-- START OF EXTRACTED MATERIAL --

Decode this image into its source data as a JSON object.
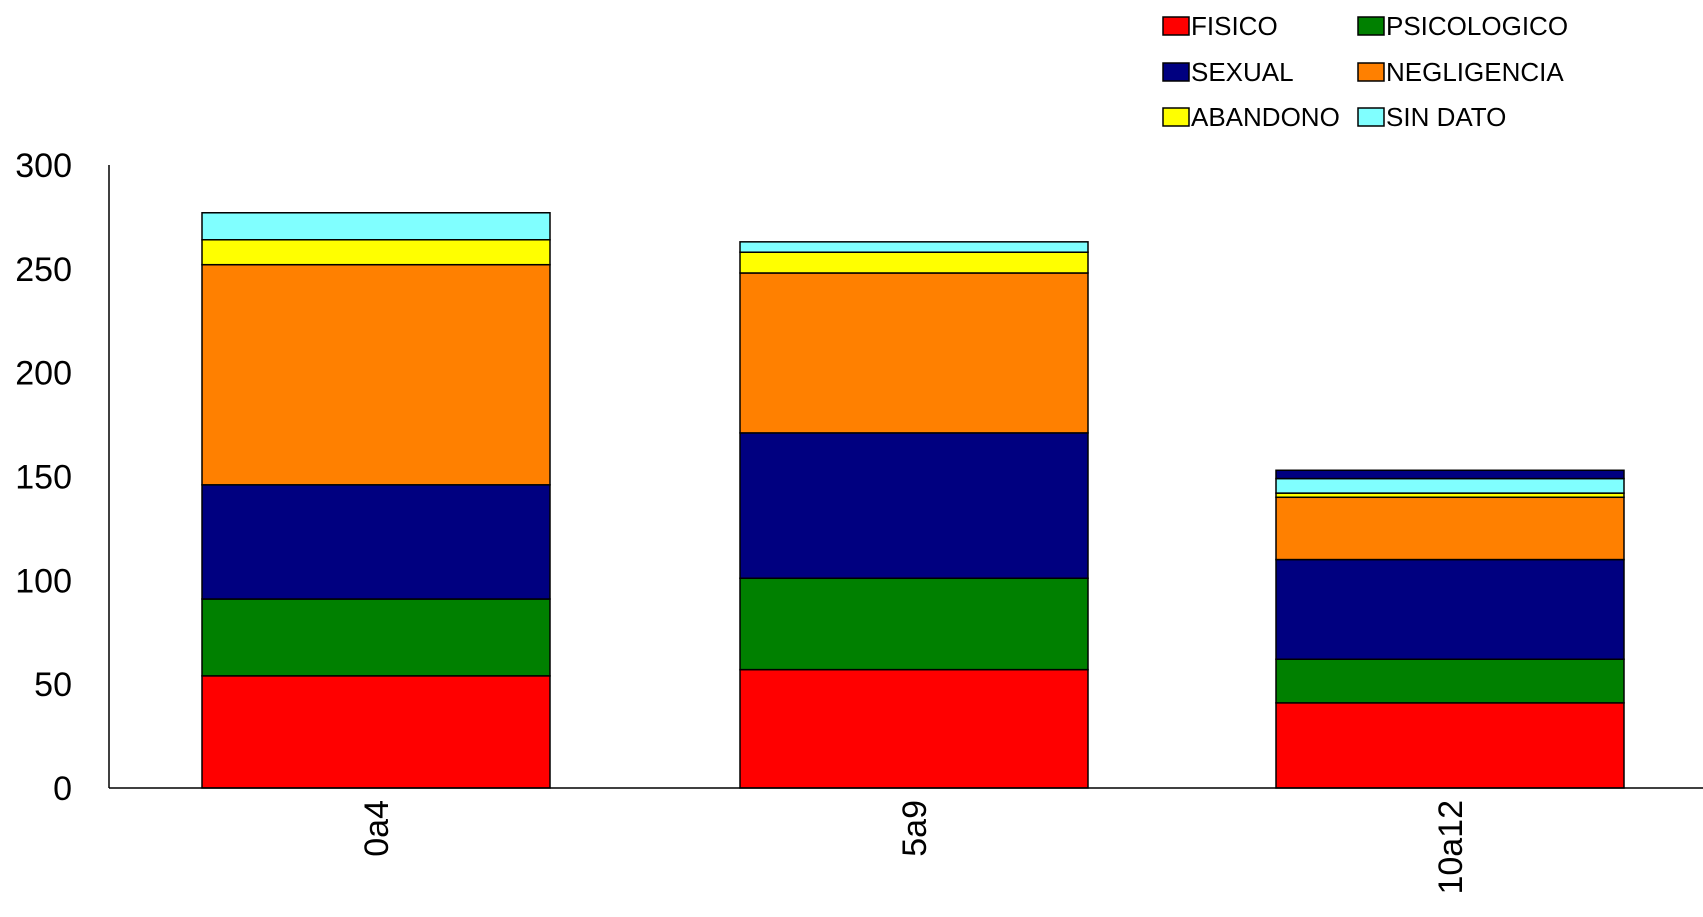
{
  "chart_data": {
    "type": "bar",
    "stacked": true,
    "categories": [
      "0a4",
      "5a9",
      "10a12"
    ],
    "series": [
      {
        "name": "FISICO",
        "color": "#FF0000",
        "values": [
          54,
          57,
          41
        ]
      },
      {
        "name": "PSICOLOGICO",
        "color": "#008000",
        "values": [
          37,
          44,
          21
        ]
      },
      {
        "name": "SEXUAL",
        "color": "#000080",
        "values": [
          55,
          70,
          48
        ]
      },
      {
        "name": "NEGLIGENCIA",
        "color": "#FF8000",
        "values": [
          106,
          77,
          30
        ]
      },
      {
        "name": "ABANDONO",
        "color": "#FFFF00",
        "values": [
          12,
          10,
          2
        ]
      },
      {
        "name": "SIN DATO",
        "color": "#80FFFF",
        "values": [
          13,
          5,
          7
        ]
      },
      {
        "name": "",
        "color": "#000080",
        "values": [
          0,
          0,
          4
        ]
      }
    ],
    "ylim": [
      0,
      300
    ],
    "yticks": [
      0,
      50,
      100,
      150,
      200,
      250,
      300
    ],
    "xlabel": "",
    "ylabel": "",
    "title": "",
    "grid": false,
    "legend_position": "top-right"
  }
}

-- END OF EXTRACTED MATERIAL --

- **DIRECTIONS**
In the material above, find each line that contains the word "name", and select it.

- **TASK ANSWER**
        "name": "FISICO",
        "name": "PSICOLOGICO",
        "name": "SEXUAL",
        "name": "NEGLIGENCIA",
        "name": "ABANDONO",
        "name": "SIN DATO",
        "name": "",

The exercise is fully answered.